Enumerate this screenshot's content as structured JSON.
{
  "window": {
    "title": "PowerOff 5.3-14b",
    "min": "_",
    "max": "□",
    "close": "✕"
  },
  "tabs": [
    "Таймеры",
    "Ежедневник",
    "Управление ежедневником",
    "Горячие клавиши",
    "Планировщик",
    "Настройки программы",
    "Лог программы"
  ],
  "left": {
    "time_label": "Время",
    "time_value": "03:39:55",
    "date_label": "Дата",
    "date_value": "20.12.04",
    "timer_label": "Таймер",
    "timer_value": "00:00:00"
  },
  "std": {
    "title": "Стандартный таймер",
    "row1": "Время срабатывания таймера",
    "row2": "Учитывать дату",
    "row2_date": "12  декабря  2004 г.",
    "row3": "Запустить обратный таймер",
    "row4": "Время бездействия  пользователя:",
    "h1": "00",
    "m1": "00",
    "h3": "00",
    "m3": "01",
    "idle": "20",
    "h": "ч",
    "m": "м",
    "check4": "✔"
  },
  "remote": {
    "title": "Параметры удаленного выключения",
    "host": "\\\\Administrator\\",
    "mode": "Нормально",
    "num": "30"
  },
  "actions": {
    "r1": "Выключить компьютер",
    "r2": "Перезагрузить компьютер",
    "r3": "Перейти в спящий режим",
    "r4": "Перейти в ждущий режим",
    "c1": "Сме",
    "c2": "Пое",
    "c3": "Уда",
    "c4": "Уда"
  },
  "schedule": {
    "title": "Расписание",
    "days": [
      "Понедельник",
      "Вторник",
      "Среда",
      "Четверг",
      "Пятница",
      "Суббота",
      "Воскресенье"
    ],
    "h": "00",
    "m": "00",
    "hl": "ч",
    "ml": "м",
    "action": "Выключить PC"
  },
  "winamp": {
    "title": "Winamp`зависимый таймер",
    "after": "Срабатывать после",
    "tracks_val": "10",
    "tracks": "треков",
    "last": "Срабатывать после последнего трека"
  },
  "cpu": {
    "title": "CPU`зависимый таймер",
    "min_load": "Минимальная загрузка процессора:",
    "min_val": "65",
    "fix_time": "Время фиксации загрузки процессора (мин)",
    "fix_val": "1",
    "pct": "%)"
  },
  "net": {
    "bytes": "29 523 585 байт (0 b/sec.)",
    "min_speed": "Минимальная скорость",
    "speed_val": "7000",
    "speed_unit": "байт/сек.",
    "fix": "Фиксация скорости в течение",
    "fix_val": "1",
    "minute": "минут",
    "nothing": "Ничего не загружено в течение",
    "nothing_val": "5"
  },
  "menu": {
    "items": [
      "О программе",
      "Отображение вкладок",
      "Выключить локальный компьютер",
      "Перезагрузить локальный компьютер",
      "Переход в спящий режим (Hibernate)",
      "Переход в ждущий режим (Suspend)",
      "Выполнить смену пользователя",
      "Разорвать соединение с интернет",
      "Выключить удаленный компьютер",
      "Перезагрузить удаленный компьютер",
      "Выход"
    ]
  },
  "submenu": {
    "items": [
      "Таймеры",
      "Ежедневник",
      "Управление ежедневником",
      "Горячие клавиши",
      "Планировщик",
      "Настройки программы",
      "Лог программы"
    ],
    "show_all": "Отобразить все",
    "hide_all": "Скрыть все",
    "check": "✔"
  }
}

- **Problem statement**
Above are some records; repeat all of them exactly.

- **Result below**
Enumerate this screenshot's content as structured JSON.
{
  "window": {
    "title": "PowerOff 5.3-14b",
    "min": "_",
    "max": "□",
    "close": "✕"
  },
  "tabs": [
    "Таймеры",
    "Ежедневник",
    "Управление ежедневником",
    "Горячие клавиши",
    "Планировщик",
    "Настройки программы",
    "Лог программы"
  ],
  "left": {
    "time_label": "Время",
    "time_value": "03:39:55",
    "date_label": "Дата",
    "date_value": "20.12.04",
    "timer_label": "Таймер",
    "timer_value": "00:00:00"
  },
  "std": {
    "title": "Стандартный таймер",
    "row1": "Время срабатывания таймера",
    "row2": "Учитывать дату",
    "row2_date": "12  декабря  2004 г.",
    "row3": "Запустить обратный таймер",
    "row4": "Время бездействия  пользователя:",
    "h1": "00",
    "m1": "00",
    "h3": "00",
    "m3": "01",
    "idle": "20",
    "h": "ч",
    "m": "м",
    "check4": "✔"
  },
  "remote": {
    "title": "Параметры удаленного выключения",
    "host": "\\\\Administrator\\",
    "mode": "Нормально",
    "num": "30"
  },
  "actions": {
    "r1": "Выключить компьютер",
    "r2": "Перезагрузить компьютер",
    "r3": "Перейти в спящий режим",
    "r4": "Перейти в ждущий режим",
    "c1": "Сме",
    "c2": "Пое",
    "c3": "Уда",
    "c4": "Уда"
  },
  "schedule": {
    "title": "Расписание",
    "days": [
      "Понедельник",
      "Вторник",
      "Среда",
      "Четверг",
      "Пятница",
      "Суббота",
      "Воскресенье"
    ],
    "h": "00",
    "m": "00",
    "hl": "ч",
    "ml": "м",
    "action": "Выключить PC"
  },
  "winamp": {
    "title": "Winamp`зависимый таймер",
    "after": "Срабатывать после",
    "tracks_val": "10",
    "tracks": "треков",
    "last": "Срабатывать после последнего трека"
  },
  "cpu": {
    "title": "CPU`зависимый таймер",
    "min_load": "Минимальная загрузка процессора:",
    "min_val": "65",
    "fix_time": "Время фиксации загрузки процессора (мин)",
    "fix_val": "1",
    "pct": "%)"
  },
  "net": {
    "bytes": "29 523 585 байт (0 b/sec.)",
    "min_speed": "Минимальная скорость",
    "speed_val": "7000",
    "speed_unit": "байт/сек.",
    "fix": "Фиксация скорости в течение",
    "fix_val": "1",
    "minute": "минут",
    "nothing": "Ничего не загружено в течение",
    "nothing_val": "5"
  },
  "menu": {
    "items": [
      "О программе",
      "Отображение вкладок",
      "Выключить локальный компьютер",
      "Перезагрузить локальный компьютер",
      "Переход в спящий режим (Hibernate)",
      "Переход в ждущий режим (Suspend)",
      "Выполнить смену пользователя",
      "Разорвать соединение с интернет",
      "Выключить удаленный компьютер",
      "Перезагрузить удаленный компьютер",
      "Выход"
    ]
  },
  "submenu": {
    "items": [
      "Таймеры",
      "Ежедневник",
      "Управление ежедневником",
      "Горячие клавиши",
      "Планировщик",
      "Настройки программы",
      "Лог программы"
    ],
    "show_all": "Отобразить все",
    "hide_all": "Скрыть все",
    "check": "✔"
  }
}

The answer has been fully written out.